- _Task prompt_
Write out every line of the records below without changing a character, and leave the pictures out.

Element and coordinate records
-=-=-=-=-

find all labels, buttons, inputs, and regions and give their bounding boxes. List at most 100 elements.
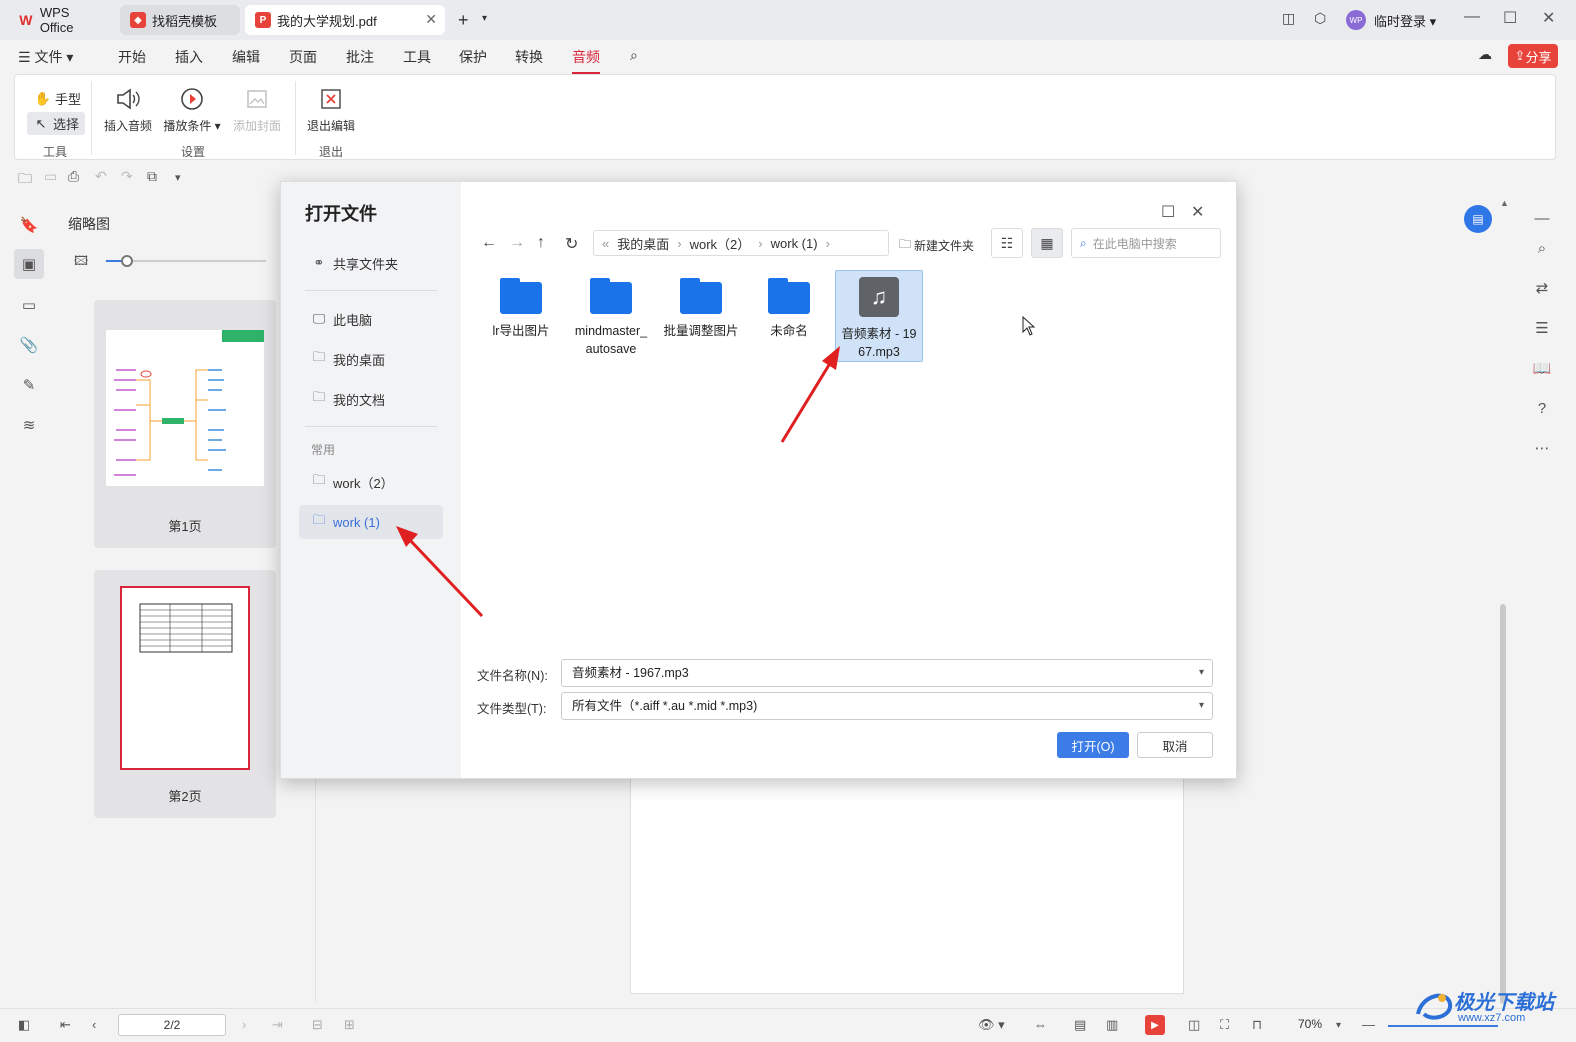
sidebar-item-shared[interactable]: ⚭ 共享文件夹: [299, 246, 443, 280]
cube-icon[interactable]: ⬡: [1314, 10, 1326, 27]
hand-tool-button[interactable]: ✋ 手型: [31, 87, 85, 110]
breadcrumb[interactable]: « 我的桌面 › work（2） › work (1) ›: [593, 230, 889, 256]
more-icon[interactable]: ⋯: [1532, 438, 1552, 458]
eye-icon[interactable]: 👁 ▾: [978, 1017, 1005, 1033]
forward-arrow-icon[interactable]: →: [509, 234, 525, 252]
settings-sliders-icon[interactable]: ☰: [1532, 318, 1552, 338]
back-arrow-icon[interactable]: ←: [481, 234, 497, 252]
filetype-select[interactable]: 所有文件（*.aiff *.au *.mid *.mp3) ▾: [561, 692, 1213, 720]
collapse-icon[interactable]: —: [1532, 208, 1552, 228]
first-page-icon[interactable]: ⇤: [60, 1017, 71, 1033]
help-icon[interactable]: ?: [1532, 398, 1552, 418]
tab-pdf-document[interactable]: P 我的大学规划.pdf ✕: [245, 5, 445, 35]
thumb-size-icon[interactable]: 🖾: [74, 252, 88, 274]
open-button[interactable]: 打开(O): [1057, 732, 1129, 758]
chevron-down-icon[interactable]: ▾: [1336, 1020, 1341, 1031]
quick-tool-icon[interactable]: ▤: [1464, 205, 1492, 233]
sidebar-item-desktop[interactable]: 🗀 我的桌面: [299, 342, 443, 376]
folder-item[interactable]: 未命名: [745, 270, 833, 362]
attachment-icon[interactable]: 📎: [18, 334, 40, 356]
scroll-up-icon[interactable]: ▲: [1500, 198, 1509, 208]
single-page-icon[interactable]: ▤: [1074, 1017, 1086, 1033]
undo-icon[interactable]: ↶: [95, 168, 107, 185]
breadcrumb-item[interactable]: work (1): [771, 236, 818, 251]
breadcrumb-item[interactable]: 我的桌面: [617, 234, 669, 253]
zoom-search-icon[interactable]: ⌕: [1532, 238, 1552, 258]
page-thumbnail-1[interactable]: 第1页: [94, 300, 276, 548]
close-window-icon[interactable]: ✕: [1542, 8, 1555, 28]
close-dialog-icon[interactable]: ✕: [1191, 202, 1204, 222]
next-page-icon[interactable]: ›: [242, 1017, 246, 1032]
menu-audio[interactable]: 音频: [572, 47, 600, 74]
prev-page-icon[interactable]: ‹: [92, 1017, 96, 1032]
search-icon[interactable]: ⌕: [630, 47, 638, 64]
maximize-icon[interactable]: ☐: [1503, 8, 1517, 28]
slider-knob[interactable]: [121, 255, 133, 267]
save-icon[interactable]: ▭: [44, 168, 57, 185]
vertical-scrollbar[interactable]: [1500, 604, 1506, 1004]
minimize-icon[interactable]: —: [1464, 8, 1480, 26]
menu-tools[interactable]: 工具: [403, 47, 431, 67]
search-input[interactable]: ⌕ 在此电脑中搜索: [1071, 228, 1221, 258]
layout-icon[interactable]: ◫: [1282, 10, 1295, 27]
signature-icon[interactable]: ✎: [18, 374, 40, 396]
forward-view-icon[interactable]: ⊞: [344, 1017, 355, 1033]
maximize-icon[interactable]: ☐: [1161, 202, 1175, 222]
menu-edit[interactable]: 编辑: [232, 47, 260, 67]
filename-field[interactable]: 音频素材 - 1967.mp3 ▾: [561, 659, 1213, 687]
new-tab-icon[interactable]: +: [458, 10, 469, 31]
tab-template[interactable]: ◆ 找稻壳模板: [120, 5, 240, 35]
tab-wps-office[interactable]: W WPS Office: [8, 5, 116, 35]
book-view-icon[interactable]: ⊓: [1252, 1017, 1262, 1033]
comment-icon[interactable]: ▭: [18, 294, 40, 316]
sidebar-item-pc[interactable]: 🖵 此电脑: [299, 302, 443, 336]
thumbnail-icon[interactable]: ▣: [14, 249, 44, 279]
back-view-icon[interactable]: ⊟: [312, 1017, 323, 1033]
page-number-input[interactable]: 2/2: [118, 1014, 226, 1036]
file-menu[interactable]: ☰ 文件 ▾: [18, 47, 73, 67]
sidebar-toggle-icon[interactable]: ◧: [18, 1017, 30, 1033]
menu-protect[interactable]: 保护: [459, 47, 487, 67]
menu-home[interactable]: 开始: [118, 47, 146, 67]
bookmark-icon[interactable]: 🔖: [18, 214, 40, 236]
login-button[interactable]: 临时登录 ▾: [1374, 11, 1436, 30]
new-folder-button[interactable]: 🗀 新建文件夹: [899, 235, 974, 256]
sidebar-item-work2[interactable]: 🗀 work（2）: [299, 465, 443, 499]
zoom-level[interactable]: 70%: [1298, 1017, 1322, 1031]
play-icon[interactable]: ▶: [1145, 1015, 1165, 1035]
sidebar-item-documents[interactable]: 🗀 我的文档: [299, 382, 443, 416]
chevron-down-icon[interactable]: ▾: [1199, 693, 1204, 719]
close-tab-icon[interactable]: ✕: [425, 11, 437, 28]
fit-width-icon[interactable]: ⇔: [1034, 1017, 1047, 1032]
cancel-button[interactable]: 取消: [1137, 732, 1213, 758]
avatar[interactable]: WP: [1346, 10, 1366, 30]
print-icon[interactable]: ⎙: [68, 168, 79, 185]
last-page-icon[interactable]: ⇥: [272, 1017, 283, 1033]
up-arrow-icon[interactable]: ↑: [537, 234, 545, 252]
menu-page[interactable]: 页面: [289, 47, 317, 67]
chevron-down-icon[interactable]: ▾: [175, 171, 181, 184]
audio-file-item[interactable]: ♫ 音频素材 - 19 67.mp3: [835, 270, 923, 362]
grid-view-icon[interactable]: ▦: [1031, 228, 1063, 258]
sidebar-item-work1[interactable]: 🗀 work (1): [299, 505, 443, 539]
list-view-icon[interactable]: ☷: [991, 228, 1023, 258]
layers-icon[interactable]: ≋: [18, 414, 40, 436]
insert-audio-button[interactable]: 插入音频: [103, 85, 153, 134]
zoom-out-icon[interactable]: —: [1362, 1017, 1375, 1032]
page-thumbnail-2[interactable]: 第2页: [94, 570, 276, 818]
translate-icon[interactable]: ⇄: [1532, 278, 1552, 298]
menu-comment[interactable]: 批注: [346, 47, 374, 67]
breadcrumb-item[interactable]: work（2）: [690, 234, 751, 253]
fullscreen-icon[interactable]: ⛶: [1220, 1017, 1229, 1033]
chevron-down-icon[interactable]: ▾: [1199, 660, 1204, 686]
thumb-size-slider[interactable]: [106, 255, 266, 267]
cloud-sync-icon[interactable]: ☁: [1478, 46, 1492, 63]
folder-item[interactable]: mindmaster_ autosave: [567, 270, 655, 362]
select-tool-button[interactable]: ↖ 选择: [27, 112, 86, 135]
copy-icon[interactable]: ⧉: [147, 168, 157, 185]
reading-icon[interactable]: 📖: [1532, 358, 1552, 378]
share-button[interactable]: ⇪ 分享: [1508, 44, 1558, 68]
split-view-icon[interactable]: ◫: [1188, 1017, 1200, 1033]
chevron-left-icon[interactable]: «: [602, 236, 609, 251]
folder-item[interactable]: lr导出图片: [477, 270, 565, 362]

-=-=-=-=-

- _Solution to this task_
find all labels, buttons, inputs, and regions and give their bounding boxes. List at most 100 elements.
sidebar-item-shared[interactable]: ⚭ 共享文件夹: [299, 246, 443, 280]
cube-icon[interactable]: ⬡: [1314, 10, 1326, 27]
hand-tool-button[interactable]: ✋ 手型: [31, 87, 85, 110]
breadcrumb[interactable]: « 我的桌面 › work（2） › work (1) ›: [593, 230, 889, 256]
more-icon[interactable]: ⋯: [1532, 438, 1552, 458]
eye-icon[interactable]: 👁 ▾: [978, 1017, 1005, 1033]
forward-arrow-icon[interactable]: →: [509, 234, 525, 252]
settings-sliders-icon[interactable]: ☰: [1532, 318, 1552, 338]
back-arrow-icon[interactable]: ←: [481, 234, 497, 252]
filetype-select[interactable]: 所有文件（*.aiff *.au *.mid *.mp3) ▾: [561, 692, 1213, 720]
collapse-icon[interactable]: —: [1532, 208, 1552, 228]
first-page-icon[interactable]: ⇤: [60, 1017, 71, 1033]
help-icon[interactable]: ?: [1532, 398, 1552, 418]
tab-pdf-document[interactable]: P 我的大学规划.pdf ✕: [245, 5, 445, 35]
thumb-size-icon[interactable]: 🖾: [74, 252, 88, 274]
open-button[interactable]: 打开(O): [1057, 732, 1129, 758]
chevron-down-icon[interactable]: ▾: [1336, 1020, 1341, 1031]
quick-tool-icon[interactable]: ▤: [1464, 205, 1492, 233]
sidebar-item-desktop[interactable]: 🗀 我的桌面: [299, 342, 443, 376]
folder-item[interactable]: 未命名: [745, 270, 833, 362]
attachment-icon[interactable]: 📎: [18, 334, 40, 356]
scroll-up-icon[interactable]: ▲: [1500, 198, 1509, 208]
single-page-icon[interactable]: ▤: [1074, 1017, 1086, 1033]
undo-icon[interactable]: ↶: [95, 168, 107, 185]
breadcrumb-item[interactable]: work (1): [771, 236, 818, 251]
breadcrumb-item[interactable]: 我的桌面: [617, 234, 669, 253]
zoom-search-icon[interactable]: ⌕: [1532, 238, 1552, 258]
page-thumbnail-1[interactable]: 第1页: [94, 300, 276, 548]
close-window-icon[interactable]: ✕: [1542, 8, 1555, 28]
close-dialog-icon[interactable]: ✕: [1191, 202, 1204, 222]
next-page-icon[interactable]: ›: [242, 1017, 246, 1032]
menu-audio[interactable]: 音频: [572, 47, 600, 74]
prev-page-icon[interactable]: ‹: [92, 1017, 96, 1032]
search-icon[interactable]: ⌕: [630, 47, 638, 64]
maximize-icon[interactable]: ☐: [1503, 8, 1517, 28]
slider-knob[interactable]: [121, 255, 133, 267]
save-icon[interactable]: ▭: [44, 168, 57, 185]
vertical-scrollbar[interactable]: [1500, 604, 1506, 1004]
minimize-icon[interactable]: —: [1464, 8, 1480, 26]
menu-tools[interactable]: 工具: [403, 47, 431, 67]
search-input[interactable]: ⌕ 在此电脑中搜索: [1071, 228, 1221, 258]
layout-icon[interactable]: ◫: [1282, 10, 1295, 27]
signature-icon[interactable]: ✎: [18, 374, 40, 396]
forward-view-icon[interactable]: ⊞: [344, 1017, 355, 1033]
maximize-icon[interactable]: ☐: [1161, 202, 1175, 222]
menu-edit[interactable]: 编辑: [232, 47, 260, 67]
filename-field[interactable]: 音频素材 - 1967.mp3 ▾: [561, 659, 1213, 687]
new-tab-icon[interactable]: +: [458, 10, 469, 31]
tab-template[interactable]: ◆ 找稻壳模板: [120, 5, 240, 35]
tab-wps-office[interactable]: W WPS Office: [8, 5, 116, 35]
book-view-icon[interactable]: ⊓: [1252, 1017, 1262, 1033]
comment-icon[interactable]: ▭: [18, 294, 40, 316]
sidebar-item-pc[interactable]: 🖵 此电脑: [299, 302, 443, 336]
thumbnail-icon[interactable]: ▣: [14, 249, 44, 279]
back-view-icon[interactable]: ⊟: [312, 1017, 323, 1033]
page-number-input[interactable]: 2/2: [118, 1014, 226, 1036]
file-menu[interactable]: ☰ 文件 ▾: [18, 47, 73, 67]
sidebar-toggle-icon[interactable]: ◧: [18, 1017, 30, 1033]
menu-protect[interactable]: 保护: [459, 47, 487, 67]
menu-home[interactable]: 开始: [118, 47, 146, 67]
bookmark-icon[interactable]: 🔖: [18, 214, 40, 236]
login-button[interactable]: 临时登录 ▾: [1374, 11, 1436, 30]
new-folder-button[interactable]: 🗀 新建文件夹: [899, 235, 974, 256]
sidebar-item-work2[interactable]: 🗀 work（2）: [299, 465, 443, 499]
zoom-level[interactable]: 70%: [1298, 1017, 1322, 1031]
play-icon[interactable]: ▶: [1145, 1015, 1165, 1035]
sidebar-item-documents[interactable]: 🗀 我的文档: [299, 382, 443, 416]
chevron-down-icon[interactable]: ▾: [1199, 693, 1204, 719]
close-tab-icon[interactable]: ✕: [425, 11, 437, 28]
fit-width-icon[interactable]: ⇔: [1034, 1017, 1047, 1032]
cancel-button[interactable]: 取消: [1137, 732, 1213, 758]
avatar[interactable]: WP: [1346, 10, 1366, 30]
print-icon[interactable]: ⎙: [68, 168, 79, 185]
last-page-icon[interactable]: ⇥: [272, 1017, 283, 1033]
up-arrow-icon[interactable]: ↑: [537, 234, 545, 252]
menu-page[interactable]: 页面: [289, 47, 317, 67]
chevron-down-icon[interactable]: ▾: [175, 171, 181, 184]
audio-file-item[interactable]: ♫ 音频素材 - 19 67.mp3: [835, 270, 923, 362]
grid-view-icon[interactable]: ▦: [1031, 228, 1063, 258]
sidebar-item-work1[interactable]: 🗀 work (1): [299, 505, 443, 539]
list-view-icon[interactable]: ☷: [991, 228, 1023, 258]
layers-icon[interactable]: ≋: [18, 414, 40, 436]
insert-audio-button[interactable]: 插入音频: [103, 85, 153, 134]
zoom-out-icon[interactable]: —: [1362, 1017, 1375, 1032]
page-thumbnail-2[interactable]: 第2页: [94, 570, 276, 818]
translate-icon[interactable]: ⇄: [1532, 278, 1552, 298]
menu-comment[interactable]: 批注: [346, 47, 374, 67]
breadcrumb-item[interactable]: work（2）: [690, 234, 751, 253]
fullscreen-icon[interactable]: ⛶: [1220, 1017, 1229, 1033]
chevron-down-icon[interactable]: ▾: [1199, 660, 1204, 686]
thumb-size-slider[interactable]: [106, 255, 266, 267]
cloud-sync-icon[interactable]: ☁: [1478, 46, 1492, 63]
folder-item[interactable]: mindmaster_ autosave: [567, 270, 655, 362]
select-tool-button[interactable]: ↖ 选择: [27, 112, 86, 135]
copy-icon[interactable]: ⧉: [147, 168, 157, 185]
reading-icon[interactable]: 📖: [1532, 358, 1552, 378]
share-button[interactable]: ⇪ 分享: [1508, 44, 1558, 68]
split-view-icon[interactable]: ◫: [1188, 1017, 1200, 1033]
chevron-left-icon[interactable]: «: [602, 236, 609, 251]
folder-item[interactable]: lr导出图片: [477, 270, 565, 362]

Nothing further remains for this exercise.